[Start Given data]

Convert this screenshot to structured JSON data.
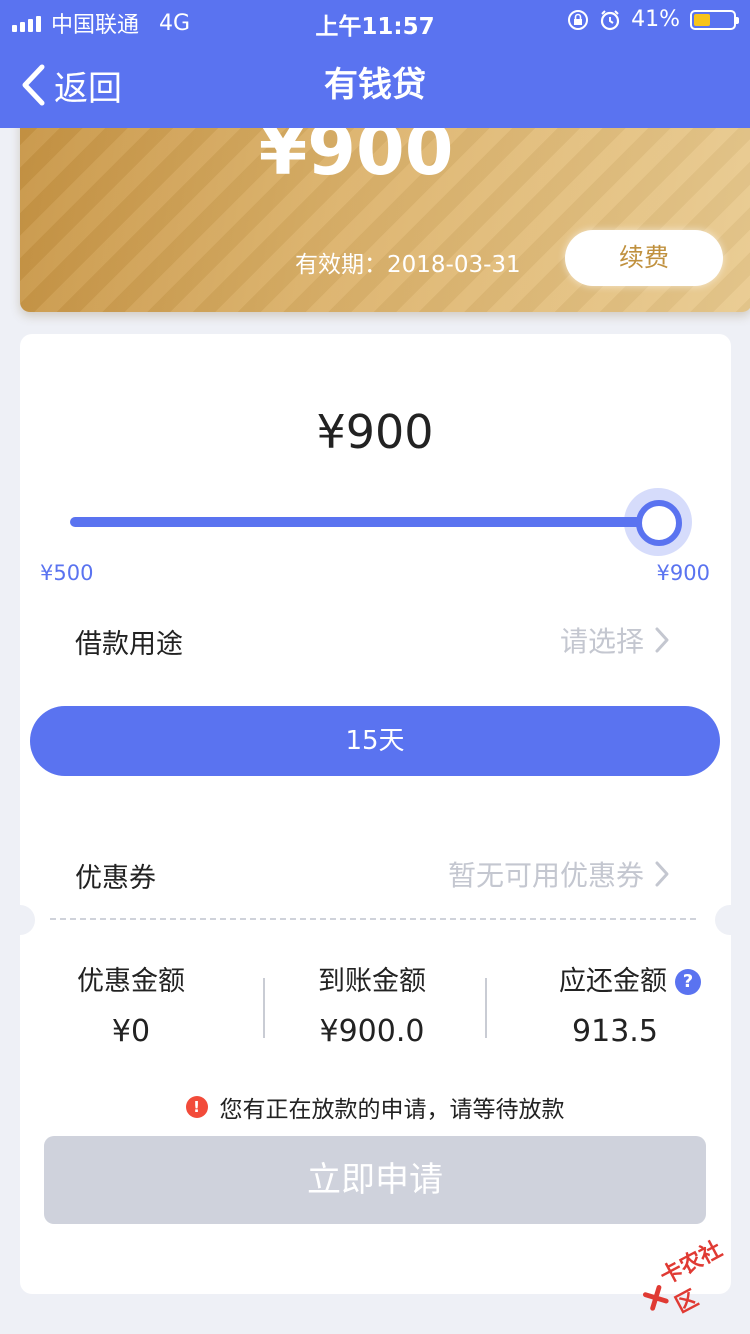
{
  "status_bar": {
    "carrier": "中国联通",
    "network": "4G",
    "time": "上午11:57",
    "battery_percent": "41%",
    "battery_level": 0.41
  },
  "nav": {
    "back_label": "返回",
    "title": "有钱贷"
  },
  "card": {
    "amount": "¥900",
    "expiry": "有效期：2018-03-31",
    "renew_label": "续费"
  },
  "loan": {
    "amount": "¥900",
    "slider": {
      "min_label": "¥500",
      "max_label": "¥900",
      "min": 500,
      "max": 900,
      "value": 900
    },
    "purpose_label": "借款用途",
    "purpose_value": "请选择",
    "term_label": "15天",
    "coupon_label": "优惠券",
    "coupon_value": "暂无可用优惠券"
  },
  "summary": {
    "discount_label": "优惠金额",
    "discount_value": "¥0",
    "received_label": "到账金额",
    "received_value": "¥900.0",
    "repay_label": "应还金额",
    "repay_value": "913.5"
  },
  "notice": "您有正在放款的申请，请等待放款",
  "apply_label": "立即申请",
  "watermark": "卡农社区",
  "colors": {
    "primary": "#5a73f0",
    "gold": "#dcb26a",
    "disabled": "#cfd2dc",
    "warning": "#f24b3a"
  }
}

[End Given data]
[Start Given data]

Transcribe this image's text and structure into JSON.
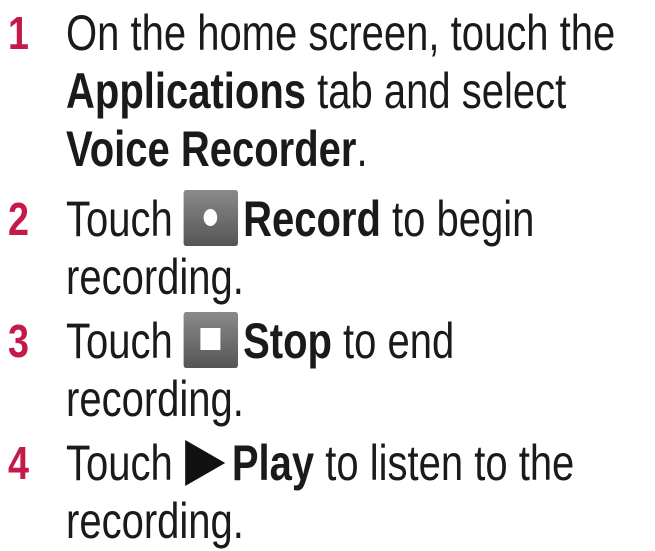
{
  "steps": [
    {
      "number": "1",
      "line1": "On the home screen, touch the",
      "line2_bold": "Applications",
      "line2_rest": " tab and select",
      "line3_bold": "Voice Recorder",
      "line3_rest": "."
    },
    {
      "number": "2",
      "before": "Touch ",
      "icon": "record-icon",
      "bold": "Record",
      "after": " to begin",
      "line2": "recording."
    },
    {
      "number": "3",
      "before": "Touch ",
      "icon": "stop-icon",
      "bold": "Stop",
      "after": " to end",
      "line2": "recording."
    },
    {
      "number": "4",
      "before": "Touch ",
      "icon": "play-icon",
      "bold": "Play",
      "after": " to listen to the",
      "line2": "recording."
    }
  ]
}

[End Given data]
[Start Given data]

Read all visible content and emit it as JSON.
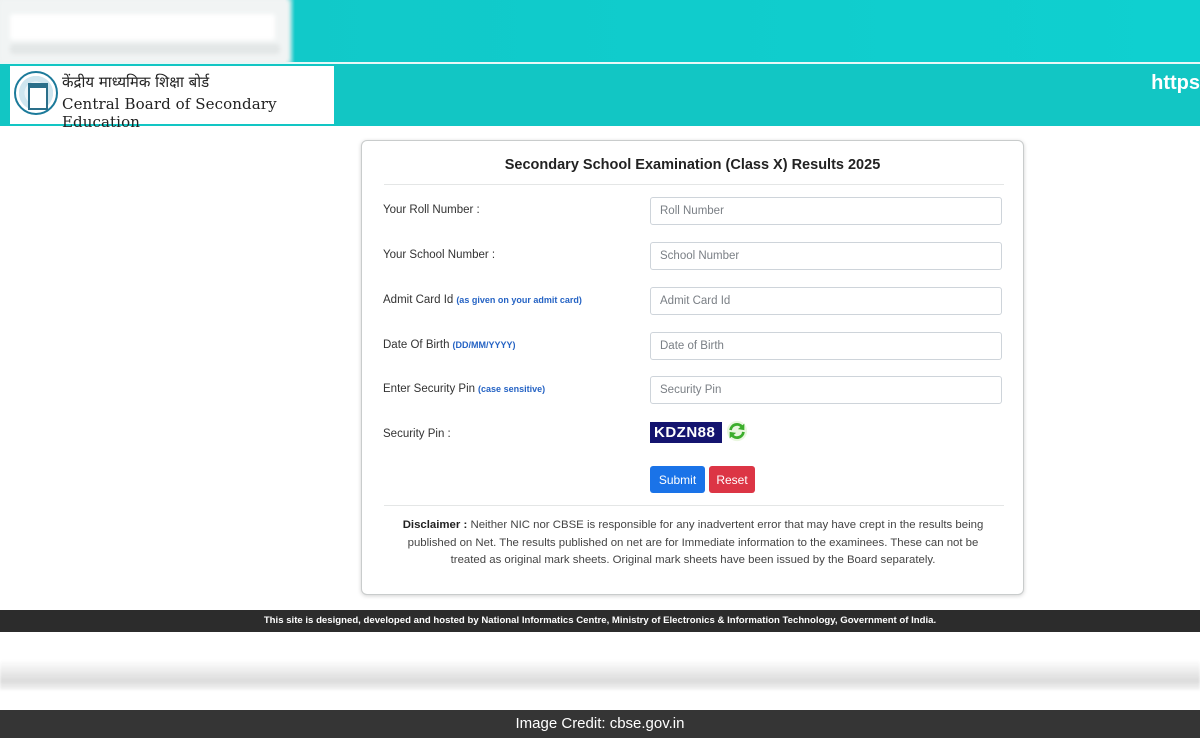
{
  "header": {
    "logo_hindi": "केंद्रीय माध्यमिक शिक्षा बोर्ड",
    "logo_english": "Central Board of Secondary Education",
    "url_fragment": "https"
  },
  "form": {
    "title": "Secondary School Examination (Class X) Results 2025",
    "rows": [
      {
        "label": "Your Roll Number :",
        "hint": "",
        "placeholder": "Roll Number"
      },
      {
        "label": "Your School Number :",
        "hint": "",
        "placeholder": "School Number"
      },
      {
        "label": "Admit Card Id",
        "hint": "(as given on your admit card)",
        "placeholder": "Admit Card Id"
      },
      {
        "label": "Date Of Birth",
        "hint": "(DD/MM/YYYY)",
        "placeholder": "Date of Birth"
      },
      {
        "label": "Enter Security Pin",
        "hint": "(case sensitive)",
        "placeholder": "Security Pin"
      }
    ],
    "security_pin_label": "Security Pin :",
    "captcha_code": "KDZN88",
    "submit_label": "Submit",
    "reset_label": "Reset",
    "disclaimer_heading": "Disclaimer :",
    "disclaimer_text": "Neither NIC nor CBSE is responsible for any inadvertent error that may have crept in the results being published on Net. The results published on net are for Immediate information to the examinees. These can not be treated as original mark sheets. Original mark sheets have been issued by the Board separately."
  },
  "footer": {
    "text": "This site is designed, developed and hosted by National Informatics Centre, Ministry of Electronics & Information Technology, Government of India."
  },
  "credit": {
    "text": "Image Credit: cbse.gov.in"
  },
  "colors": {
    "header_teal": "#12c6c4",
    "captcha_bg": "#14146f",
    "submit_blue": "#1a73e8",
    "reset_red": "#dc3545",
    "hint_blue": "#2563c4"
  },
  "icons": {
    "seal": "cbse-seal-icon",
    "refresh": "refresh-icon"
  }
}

[End Given data]

**Work instructions:** Select every line in the records above that contains the word "placeholder".

**Complete output:**
        "placeholder": "Roll Number"
        "placeholder": "School Number"
        "placeholder": "Admit Card Id"
        "placeholder": "Date of Birth"
        "placeholder": "Security Pin"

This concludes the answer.